» PROBLEM DESCRIPTION:
Leaving out the pictures, retype all the material exactly.

Figure collection entries:
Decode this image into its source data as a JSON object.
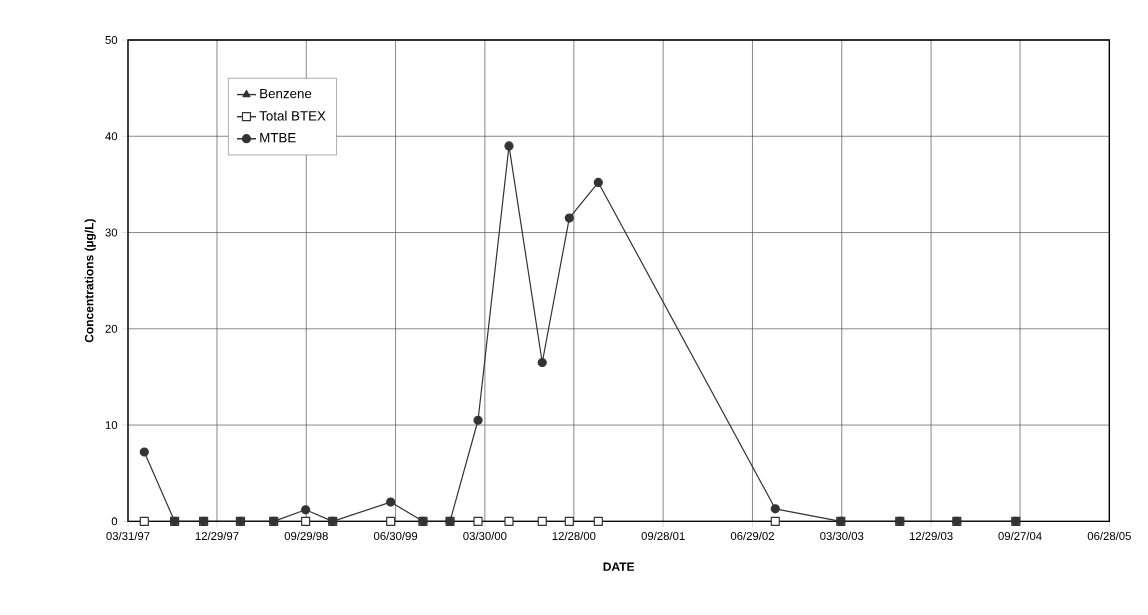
{
  "chart_data": {
    "type": "line",
    "xlabel": "DATE",
    "ylabel": "Concentrations (µg/L)",
    "x": [
      "1997-05-20",
      "1997-08-21",
      "1997-11-18",
      "1998-03-11",
      "1998-06-21",
      "1998-09-27",
      "1998-12-19",
      "1999-06-15",
      "1999-09-22",
      "1999-12-14",
      "2000-03-09",
      "2000-06-12",
      "2000-09-22",
      "2000-12-14",
      "2001-03-13",
      "2002-09-07",
      "2003-03-27",
      "2003-09-24",
      "2004-03-17",
      "2004-09-14"
    ],
    "series": [
      {
        "name": "Benzene",
        "color": "#333333",
        "marker": "triangle",
        "values": [
          null,
          null,
          null,
          null,
          null,
          null,
          null,
          null,
          null,
          null,
          null,
          null,
          null,
          null,
          null,
          null,
          null,
          null,
          null,
          null
        ]
      },
      {
        "name": "Total BTEX",
        "color": "#333333",
        "marker": "square",
        "values": [
          0,
          0,
          0,
          0,
          0,
          0,
          0,
          0,
          0,
          0,
          0,
          0,
          0,
          0,
          0,
          0,
          0,
          0,
          0,
          0
        ]
      },
      {
        "name": "MTBE",
        "color": "#333333",
        "marker": "circle",
        "values": [
          7.2,
          0,
          0,
          0,
          0,
          1.2,
          0,
          2.0,
          0,
          0,
          10.5,
          39,
          16.5,
          31.5,
          35.2,
          1.3,
          0,
          0,
          0,
          0
        ]
      }
    ],
    "xlim": [
      "1997-03-31",
      "2005-06-28"
    ],
    "xticks": [
      {
        "value": "1997-03-31",
        "label": "03/31/97"
      },
      {
        "value": "1997-12-29",
        "label": "12/29/97"
      },
      {
        "value": "1998-09-29",
        "label": "09/29/98"
      },
      {
        "value": "1999-06-30",
        "label": "06/30/99"
      },
      {
        "value": "2000-03-30",
        "label": "03/30/00"
      },
      {
        "value": "2000-12-28",
        "label": "12/28/00"
      },
      {
        "value": "2001-09-28",
        "label": "09/28/01"
      },
      {
        "value": "2002-06-29",
        "label": "06/29/02"
      },
      {
        "value": "2003-03-30",
        "label": "03/30/03"
      },
      {
        "value": "2003-12-29",
        "label": "12/29/03"
      },
      {
        "value": "2004-09-27",
        "label": "09/27/04"
      },
      {
        "value": "2005-06-28",
        "label": "06/28/05"
      }
    ],
    "ylim": [
      0,
      50
    ],
    "yticks": [
      0,
      10,
      20,
      30,
      40,
      50
    ],
    "grid": true,
    "legend": "top left",
    "line_style": "solid"
  }
}
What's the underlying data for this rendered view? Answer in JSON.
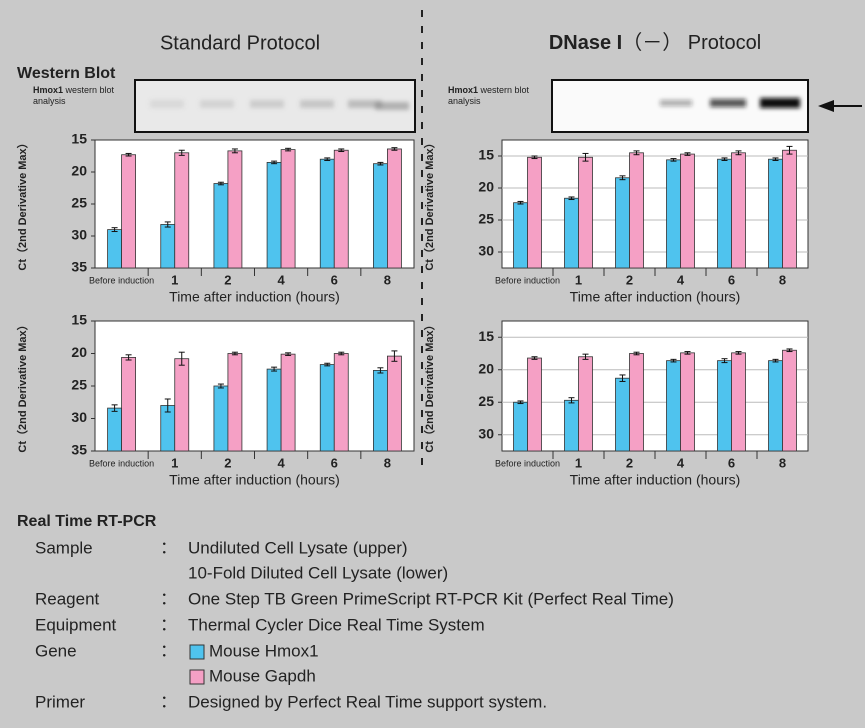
{
  "headers": {
    "left": "Standard Protocol",
    "right_bold": "DNase I",
    "right_rest": "（－） Protocol"
  },
  "western_blot": {
    "title": "Western Blot",
    "panels": [
      {
        "label_bold": "Hmox1",
        "label_rest": "western blot analysis"
      },
      {
        "label_bold": "Hmox1",
        "label_rest": "western blot analysis"
      }
    ]
  },
  "chart_data": [
    {
      "type": "bar",
      "y_label": "Ct（2nd Derivative Max）",
      "x_label": "Time after induction (hours)",
      "categories": [
        "Before induction",
        "1",
        "2",
        "4",
        "6",
        "8"
      ],
      "ylim": [
        35,
        15
      ],
      "yticks": [
        15,
        20,
        25,
        30,
        35
      ],
      "grid": false,
      "series": [
        {
          "name": "Mouse Hmox1",
          "color": "#4fc3ee",
          "values": [
            29,
            28.2,
            21.8,
            18.5,
            18,
            18.7
          ],
          "errors": [
            0.3,
            0.4,
            0.2,
            0.2,
            0.2,
            0.2
          ]
        },
        {
          "name": "Mouse Gapdh",
          "color": "#f5a0c5",
          "values": [
            17.3,
            17,
            16.7,
            16.5,
            16.6,
            16.4
          ],
          "errors": [
            0.2,
            0.4,
            0.3,
            0.2,
            0.2,
            0.2
          ]
        }
      ]
    },
    {
      "type": "bar",
      "y_label": "Ct（2nd Derivative Max）",
      "x_label": "Time after induction (hours)",
      "categories": [
        "Before induction",
        "1",
        "2",
        "4",
        "6",
        "8"
      ],
      "ylim": [
        35,
        15
      ],
      "yticks": [
        15,
        20,
        25,
        30,
        35
      ],
      "grid": false,
      "series": [
        {
          "color": "#4fc3ee",
          "values": [
            28.4,
            28,
            25,
            22.4,
            21.7,
            22.6
          ],
          "errors": [
            0.5,
            1.0,
            0.3,
            0.3,
            0.2,
            0.4
          ]
        },
        {
          "color": "#f5a0c5",
          "values": [
            20.6,
            20.8,
            20,
            20.1,
            20,
            20.4
          ],
          "errors": [
            0.4,
            1.0,
            0.2,
            0.2,
            0.2,
            0.8
          ]
        }
      ]
    },
    {
      "type": "bar",
      "y_label": "Ct（2nd Derivative Max）",
      "x_label": "Time after induction (hours)",
      "categories": [
        "Before induction",
        "1",
        "2",
        "4",
        "6",
        "8"
      ],
      "ylim": [
        32.5,
        12.5
      ],
      "yticks": [
        15,
        20,
        25,
        30
      ],
      "grid": true,
      "series": [
        {
          "color": "#4fc3ee",
          "values": [
            22.3,
            21.6,
            18.4,
            15.6,
            15.5,
            15.5
          ],
          "errors": [
            0.2,
            0.2,
            0.3,
            0.2,
            0.2,
            0.2
          ]
        },
        {
          "color": "#f5a0c5",
          "values": [
            15.2,
            15.2,
            14.5,
            14.7,
            14.5,
            14.1
          ],
          "errors": [
            0.2,
            0.6,
            0.3,
            0.2,
            0.3,
            0.6
          ]
        }
      ]
    },
    {
      "type": "bar",
      "y_label": "Ct（2nd Derivative Max）",
      "x_label": "Time after induction (hours)",
      "categories": [
        "Before induction",
        "1",
        "2",
        "4",
        "6",
        "8"
      ],
      "ylim": [
        32.5,
        12.5
      ],
      "yticks": [
        15,
        20,
        25,
        30
      ],
      "grid": true,
      "series": [
        {
          "color": "#4fc3ee",
          "values": [
            25,
            24.7,
            21.3,
            18.6,
            18.6,
            18.6
          ],
          "errors": [
            0.2,
            0.4,
            0.5,
            0.2,
            0.3,
            0.2
          ]
        },
        {
          "color": "#f5a0c5",
          "values": [
            18.2,
            18,
            17.5,
            17.4,
            17.4,
            17
          ],
          "errors": [
            0.2,
            0.4,
            0.2,
            0.2,
            0.2,
            0.2
          ]
        }
      ]
    }
  ],
  "rt_pcr": {
    "title": "Real Time RT-PCR",
    "rows": [
      {
        "label": "Sample",
        "sep": "：",
        "values": [
          "Undiluted Cell Lysate (upper)",
          "10-Fold Diluted Cell Lysate (lower)"
        ]
      },
      {
        "label": "Reagent",
        "sep": "：",
        "values": [
          "One Step TB Green PrimeScript RT-PCR Kit (Perfect Real Time)"
        ]
      },
      {
        "label": "Equipment",
        "sep": "：",
        "values": [
          "Thermal Cycler Dice Real Time System"
        ]
      },
      {
        "label": "Gene",
        "sep": "："
      },
      {
        "label": "Primer",
        "sep": "：",
        "values": [
          "Designed by Perfect Real Time support system."
        ]
      }
    ]
  }
}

» COMPLETE RESPONSE:
Decode this image into its source data as a JSON object.
{
  "chart_data": {
    "type": "line",
    "xlabel": "DATE",
    "ylabel": "Concentrations (µg/L)",
    "x": [
      "1997-05-20",
      "1997-08-21",
      "1997-11-18",
      "1998-03-11",
      "1998-06-21",
      "1998-09-27",
      "1998-12-19",
      "1999-06-15",
      "1999-09-22",
      "1999-12-14",
      "2000-03-09",
      "2000-06-12",
      "2000-09-22",
      "2000-12-14",
      "2001-03-13",
      "2002-09-07",
      "2003-03-27",
      "2003-09-24",
      "2004-03-17",
      "2004-09-14"
    ],
    "series": [
      {
        "name": "Benzene",
        "color": "#333333",
        "marker": "triangle",
        "values": [
          null,
          null,
          null,
          null,
          null,
          null,
          null,
          null,
          null,
          null,
          null,
          null,
          null,
          null,
          null,
          null,
          null,
          null,
          null,
          null
        ]
      },
      {
        "name": "Total BTEX",
        "color": "#333333",
        "marker": "square",
        "values": [
          0,
          0,
          0,
          0,
          0,
          0,
          0,
          0,
          0,
          0,
          0,
          0,
          0,
          0,
          0,
          0,
          0,
          0,
          0,
          0
        ]
      },
      {
        "name": "MTBE",
        "color": "#333333",
        "marker": "circle",
        "values": [
          7.2,
          0,
          0,
          0,
          0,
          1.2,
          0,
          2.0,
          0,
          0,
          10.5,
          39,
          16.5,
          31.5,
          35.2,
          1.3,
          0,
          0,
          0,
          0
        ]
      }
    ],
    "xlim": [
      "1997-03-31",
      "2005-06-28"
    ],
    "xticks": [
      {
        "value": "1997-03-31",
        "label": "03/31/97"
      },
      {
        "value": "1997-12-29",
        "label": "12/29/97"
      },
      {
        "value": "1998-09-29",
        "label": "09/29/98"
      },
      {
        "value": "1999-06-30",
        "label": "06/30/99"
      },
      {
        "value": "2000-03-30",
        "label": "03/30/00"
      },
      {
        "value": "2000-12-28",
        "label": "12/28/00"
      },
      {
        "value": "2001-09-28",
        "label": "09/28/01"
      },
      {
        "value": "2002-06-29",
        "label": "06/29/02"
      },
      {
        "value": "2003-03-30",
        "label": "03/30/03"
      },
      {
        "value": "2003-12-29",
        "label": "12/29/03"
      },
      {
        "value": "2004-09-27",
        "label": "09/27/04"
      },
      {
        "value": "2005-06-28",
        "label": "06/28/05"
      }
    ],
    "ylim": [
      0,
      50
    ],
    "yticks": [
      0,
      10,
      20,
      30,
      40,
      50
    ],
    "grid": true,
    "legend": "top left",
    "line_style": "solid"
  }
}
What's the underlying data for this rendered view? Answer in JSON.
{
  "headers": {
    "left": "Standard Protocol",
    "right_bold": "DNase I",
    "right_rest": "（－） Protocol"
  },
  "western_blot": {
    "title": "Western Blot",
    "panels": [
      {
        "label_bold": "Hmox1",
        "label_rest": "western blot analysis"
      },
      {
        "label_bold": "Hmox1",
        "label_rest": "western blot analysis"
      }
    ]
  },
  "chart_data": [
    {
      "type": "bar",
      "y_label": "Ct（2nd Derivative Max）",
      "x_label": "Time after induction (hours)",
      "categories": [
        "Before induction",
        "1",
        "2",
        "4",
        "6",
        "8"
      ],
      "ylim": [
        35,
        15
      ],
      "yticks": [
        15,
        20,
        25,
        30,
        35
      ],
      "grid": false,
      "series": [
        {
          "name": "Mouse Hmox1",
          "color": "#4fc3ee",
          "values": [
            29,
            28.2,
            21.8,
            18.5,
            18,
            18.7
          ],
          "errors": [
            0.3,
            0.4,
            0.2,
            0.2,
            0.2,
            0.2
          ]
        },
        {
          "name": "Mouse Gapdh",
          "color": "#f5a0c5",
          "values": [
            17.3,
            17,
            16.7,
            16.5,
            16.6,
            16.4
          ],
          "errors": [
            0.2,
            0.4,
            0.3,
            0.2,
            0.2,
            0.2
          ]
        }
      ]
    },
    {
      "type": "bar",
      "y_label": "Ct（2nd Derivative Max）",
      "x_label": "Time after induction (hours)",
      "categories": [
        "Before induction",
        "1",
        "2",
        "4",
        "6",
        "8"
      ],
      "ylim": [
        35,
        15
      ],
      "yticks": [
        15,
        20,
        25,
        30,
        35
      ],
      "grid": false,
      "series": [
        {
          "color": "#4fc3ee",
          "values": [
            28.4,
            28,
            25,
            22.4,
            21.7,
            22.6
          ],
          "errors": [
            0.5,
            1.0,
            0.3,
            0.3,
            0.2,
            0.4
          ]
        },
        {
          "color": "#f5a0c5",
          "values": [
            20.6,
            20.8,
            20,
            20.1,
            20,
            20.4
          ],
          "errors": [
            0.4,
            1.0,
            0.2,
            0.2,
            0.2,
            0.8
          ]
        }
      ]
    },
    {
      "type": "bar",
      "y_label": "Ct（2nd Derivative Max）",
      "x_label": "Time after induction (hours)",
      "categories": [
        "Before induction",
        "1",
        "2",
        "4",
        "6",
        "8"
      ],
      "ylim": [
        32.5,
        12.5
      ],
      "yticks": [
        15,
        20,
        25,
        30
      ],
      "grid": true,
      "series": [
        {
          "color": "#4fc3ee",
          "values": [
            22.3,
            21.6,
            18.4,
            15.6,
            15.5,
            15.5
          ],
          "errors": [
            0.2,
            0.2,
            0.3,
            0.2,
            0.2,
            0.2
          ]
        },
        {
          "color": "#f5a0c5",
          "values": [
            15.2,
            15.2,
            14.5,
            14.7,
            14.5,
            14.1
          ],
          "errors": [
            0.2,
            0.6,
            0.3,
            0.2,
            0.3,
            0.6
          ]
        }
      ]
    },
    {
      "type": "bar",
      "y_label": "Ct（2nd Derivative Max）",
      "x_label": "Time after induction (hours)",
      "categories": [
        "Before induction",
        "1",
        "2",
        "4",
        "6",
        "8"
      ],
      "ylim": [
        32.5,
        12.5
      ],
      "yticks": [
        15,
        20,
        25,
        30
      ],
      "grid": true,
      "series": [
        {
          "color": "#4fc3ee",
          "values": [
            25,
            24.7,
            21.3,
            18.6,
            18.6,
            18.6
          ],
          "errors": [
            0.2,
            0.4,
            0.5,
            0.2,
            0.3,
            0.2
          ]
        },
        {
          "color": "#f5a0c5",
          "values": [
            18.2,
            18,
            17.5,
            17.4,
            17.4,
            17
          ],
          "errors": [
            0.2,
            0.4,
            0.2,
            0.2,
            0.2,
            0.2
          ]
        }
      ]
    }
  ],
  "rt_pcr": {
    "title": "Real Time RT-PCR",
    "rows": [
      {
        "label": "Sample",
        "sep": "：",
        "values": [
          "Undiluted Cell Lysate (upper)",
          "10-Fold Diluted Cell Lysate (lower)"
        ]
      },
      {
        "label": "Reagent",
        "sep": "：",
        "values": [
          "One Step TB Green PrimeScript RT-PCR Kit (Perfect Real Time)"
        ]
      },
      {
        "label": "Equipment",
        "sep": "：",
        "values": [
          "Thermal Cycler Dice Real Time System"
        ]
      },
      {
        "label": "Gene",
        "sep": "："
      },
      {
        "label": "Primer",
        "sep": "：",
        "values": [
          "Designed by Perfect Real Time support system."
        ]
      }
    ]
  }
}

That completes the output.